### [Exercise aim]
Reproduce the listing verbatim.

### [Entries provided]
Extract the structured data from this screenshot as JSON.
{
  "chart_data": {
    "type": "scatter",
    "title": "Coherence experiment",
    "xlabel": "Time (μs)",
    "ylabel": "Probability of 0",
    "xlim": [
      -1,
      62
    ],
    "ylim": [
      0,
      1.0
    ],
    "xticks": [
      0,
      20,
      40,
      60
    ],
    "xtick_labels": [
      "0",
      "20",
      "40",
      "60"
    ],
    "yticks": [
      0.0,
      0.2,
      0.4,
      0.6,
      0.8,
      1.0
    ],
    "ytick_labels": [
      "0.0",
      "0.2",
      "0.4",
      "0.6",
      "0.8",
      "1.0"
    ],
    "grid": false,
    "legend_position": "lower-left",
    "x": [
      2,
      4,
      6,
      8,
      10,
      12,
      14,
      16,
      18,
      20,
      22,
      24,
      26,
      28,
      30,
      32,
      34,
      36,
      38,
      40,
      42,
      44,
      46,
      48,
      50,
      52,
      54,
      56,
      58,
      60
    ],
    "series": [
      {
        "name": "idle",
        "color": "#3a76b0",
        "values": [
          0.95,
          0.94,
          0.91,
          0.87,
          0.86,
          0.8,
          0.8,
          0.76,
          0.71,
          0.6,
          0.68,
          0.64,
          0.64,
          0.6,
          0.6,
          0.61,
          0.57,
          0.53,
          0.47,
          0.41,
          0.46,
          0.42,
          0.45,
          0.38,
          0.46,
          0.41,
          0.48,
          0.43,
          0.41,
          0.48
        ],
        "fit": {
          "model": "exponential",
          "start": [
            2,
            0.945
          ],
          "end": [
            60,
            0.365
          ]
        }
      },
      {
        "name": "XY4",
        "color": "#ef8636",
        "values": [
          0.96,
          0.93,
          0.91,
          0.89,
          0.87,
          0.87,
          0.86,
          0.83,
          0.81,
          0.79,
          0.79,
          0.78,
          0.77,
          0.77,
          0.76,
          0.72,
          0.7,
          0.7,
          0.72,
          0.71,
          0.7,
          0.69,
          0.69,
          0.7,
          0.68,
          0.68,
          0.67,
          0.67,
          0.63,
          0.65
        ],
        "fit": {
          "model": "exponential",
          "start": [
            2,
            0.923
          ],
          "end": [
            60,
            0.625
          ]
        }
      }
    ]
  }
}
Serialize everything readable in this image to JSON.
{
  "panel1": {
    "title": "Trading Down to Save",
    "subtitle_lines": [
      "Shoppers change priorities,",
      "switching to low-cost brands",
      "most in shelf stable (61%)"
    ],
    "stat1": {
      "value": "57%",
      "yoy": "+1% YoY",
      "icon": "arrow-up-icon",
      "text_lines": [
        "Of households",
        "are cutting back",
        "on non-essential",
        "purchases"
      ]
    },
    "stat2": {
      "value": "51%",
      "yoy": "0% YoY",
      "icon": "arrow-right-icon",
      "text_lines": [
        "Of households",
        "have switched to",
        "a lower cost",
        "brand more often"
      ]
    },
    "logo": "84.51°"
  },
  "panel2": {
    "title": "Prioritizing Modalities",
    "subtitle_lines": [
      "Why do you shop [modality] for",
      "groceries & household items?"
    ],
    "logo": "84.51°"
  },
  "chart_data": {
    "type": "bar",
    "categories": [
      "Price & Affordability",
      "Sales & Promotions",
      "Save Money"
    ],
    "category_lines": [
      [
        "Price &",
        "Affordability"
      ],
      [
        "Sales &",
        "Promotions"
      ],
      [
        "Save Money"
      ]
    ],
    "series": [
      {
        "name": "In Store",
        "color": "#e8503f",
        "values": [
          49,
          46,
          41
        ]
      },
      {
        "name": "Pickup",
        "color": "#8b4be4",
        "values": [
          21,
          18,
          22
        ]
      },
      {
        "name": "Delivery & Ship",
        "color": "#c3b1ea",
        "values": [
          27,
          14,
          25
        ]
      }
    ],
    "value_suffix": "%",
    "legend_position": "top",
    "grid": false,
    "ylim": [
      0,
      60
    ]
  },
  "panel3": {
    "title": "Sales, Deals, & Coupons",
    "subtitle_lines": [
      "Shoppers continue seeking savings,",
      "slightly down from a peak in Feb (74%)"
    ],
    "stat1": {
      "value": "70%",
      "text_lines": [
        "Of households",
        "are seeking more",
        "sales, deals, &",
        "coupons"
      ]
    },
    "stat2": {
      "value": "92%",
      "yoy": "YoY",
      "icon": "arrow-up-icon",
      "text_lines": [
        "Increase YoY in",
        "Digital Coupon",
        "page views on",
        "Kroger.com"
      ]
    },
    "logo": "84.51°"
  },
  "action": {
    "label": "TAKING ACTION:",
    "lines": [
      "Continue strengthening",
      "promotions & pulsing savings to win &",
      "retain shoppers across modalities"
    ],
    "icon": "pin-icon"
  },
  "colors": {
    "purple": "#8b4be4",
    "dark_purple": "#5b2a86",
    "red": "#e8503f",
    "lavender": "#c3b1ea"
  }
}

### [Solution to this exercise]
Extract the structured data from this screenshot as JSON.
{
  "chart_data": {
    "type": "scatter",
    "title": "Coherence experiment",
    "xlabel": "Time (μs)",
    "ylabel": "Probability of 0",
    "xlim": [
      -1,
      62
    ],
    "ylim": [
      0,
      1.0
    ],
    "xticks": [
      0,
      20,
      40,
      60
    ],
    "xtick_labels": [
      "0",
      "20",
      "40",
      "60"
    ],
    "yticks": [
      0.0,
      0.2,
      0.4,
      0.6,
      0.8,
      1.0
    ],
    "ytick_labels": [
      "0.0",
      "0.2",
      "0.4",
      "0.6",
      "0.8",
      "1.0"
    ],
    "grid": false,
    "legend_position": "lower-left",
    "x": [
      2,
      4,
      6,
      8,
      10,
      12,
      14,
      16,
      18,
      20,
      22,
      24,
      26,
      28,
      30,
      32,
      34,
      36,
      38,
      40,
      42,
      44,
      46,
      48,
      50,
      52,
      54,
      56,
      58,
      60
    ],
    "series": [
      {
        "name": "idle",
        "color": "#3a76b0",
        "values": [
          0.95,
          0.94,
          0.91,
          0.87,
          0.86,
          0.8,
          0.8,
          0.76,
          0.71,
          0.6,
          0.68,
          0.64,
          0.64,
          0.6,
          0.6,
          0.61,
          0.57,
          0.53,
          0.47,
          0.41,
          0.46,
          0.42,
          0.45,
          0.38,
          0.46,
          0.41,
          0.48,
          0.43,
          0.41,
          0.48
        ],
        "fit": {
          "model": "exponential",
          "start": [
            2,
            0.945
          ],
          "end": [
            60,
            0.365
          ]
        }
      },
      {
        "name": "XY4",
        "color": "#ef8636",
        "values": [
          0.96,
          0.93,
          0.91,
          0.89,
          0.87,
          0.87,
          0.86,
          0.83,
          0.81,
          0.79,
          0.79,
          0.78,
          0.77,
          0.77,
          0.76,
          0.72,
          0.7,
          0.7,
          0.72,
          0.71,
          0.7,
          0.69,
          0.69,
          0.7,
          0.68,
          0.68,
          0.67,
          0.67,
          0.63,
          0.65
        ],
        "fit": {
          "model": "exponential",
          "start": [
            2,
            0.923
          ],
          "end": [
            60,
            0.625
          ]
        }
      }
    ]
  }
}
Serialize everything readable in this image to JSON.
{
  "panel1": {
    "title": "Trading Down to Save",
    "subtitle_lines": [
      "Shoppers change priorities,",
      "switching to low-cost brands",
      "most in shelf stable (61%)"
    ],
    "stat1": {
      "value": "57%",
      "yoy": "+1% YoY",
      "icon": "arrow-up-icon",
      "text_lines": [
        "Of households",
        "are cutting back",
        "on non-essential",
        "purchases"
      ]
    },
    "stat2": {
      "value": "51%",
      "yoy": "0% YoY",
      "icon": "arrow-right-icon",
      "text_lines": [
        "Of households",
        "have switched to",
        "a lower cost",
        "brand more often"
      ]
    },
    "logo": "84.51°"
  },
  "panel2": {
    "title": "Prioritizing Modalities",
    "subtitle_lines": [
      "Why do you shop [modality] for",
      "groceries & household items?"
    ],
    "logo": "84.51°"
  },
  "chart_data": {
    "type": "bar",
    "categories": [
      "Price & Affordability",
      "Sales & Promotions",
      "Save Money"
    ],
    "category_lines": [
      [
        "Price &",
        "Affordability"
      ],
      [
        "Sales &",
        "Promotions"
      ],
      [
        "Save Money"
      ]
    ],
    "series": [
      {
        "name": "In Store",
        "color": "#e8503f",
        "values": [
          49,
          46,
          41
        ]
      },
      {
        "name": "Pickup",
        "color": "#8b4be4",
        "values": [
          21,
          18,
          22
        ]
      },
      {
        "name": "Delivery & Ship",
        "color": "#c3b1ea",
        "values": [
          27,
          14,
          25
        ]
      }
    ],
    "value_suffix": "%",
    "legend_position": "top",
    "grid": false,
    "ylim": [
      0,
      60
    ]
  },
  "panel3": {
    "title": "Sales, Deals, & Coupons",
    "subtitle_lines": [
      "Shoppers continue seeking savings,",
      "slightly down from a peak in Feb (74%)"
    ],
    "stat1": {
      "value": "70%",
      "text_lines": [
        "Of households",
        "are seeking more",
        "sales, deals, &",
        "coupons"
      ]
    },
    "stat2": {
      "value": "92%",
      "yoy": "YoY",
      "icon": "arrow-up-icon",
      "text_lines": [
        "Increase YoY in",
        "Digital Coupon",
        "page views on",
        "Kroger.com"
      ]
    },
    "logo": "84.51°"
  },
  "action": {
    "label": "TAKING ACTION:",
    "lines": [
      "Continue strengthening",
      "promotions & pulsing savings to win &",
      "retain shoppers across modalities"
    ],
    "icon": "pin-icon"
  },
  "colors": {
    "purple": "#8b4be4",
    "dark_purple": "#5b2a86",
    "red": "#e8503f",
    "lavender": "#c3b1ea"
  }
}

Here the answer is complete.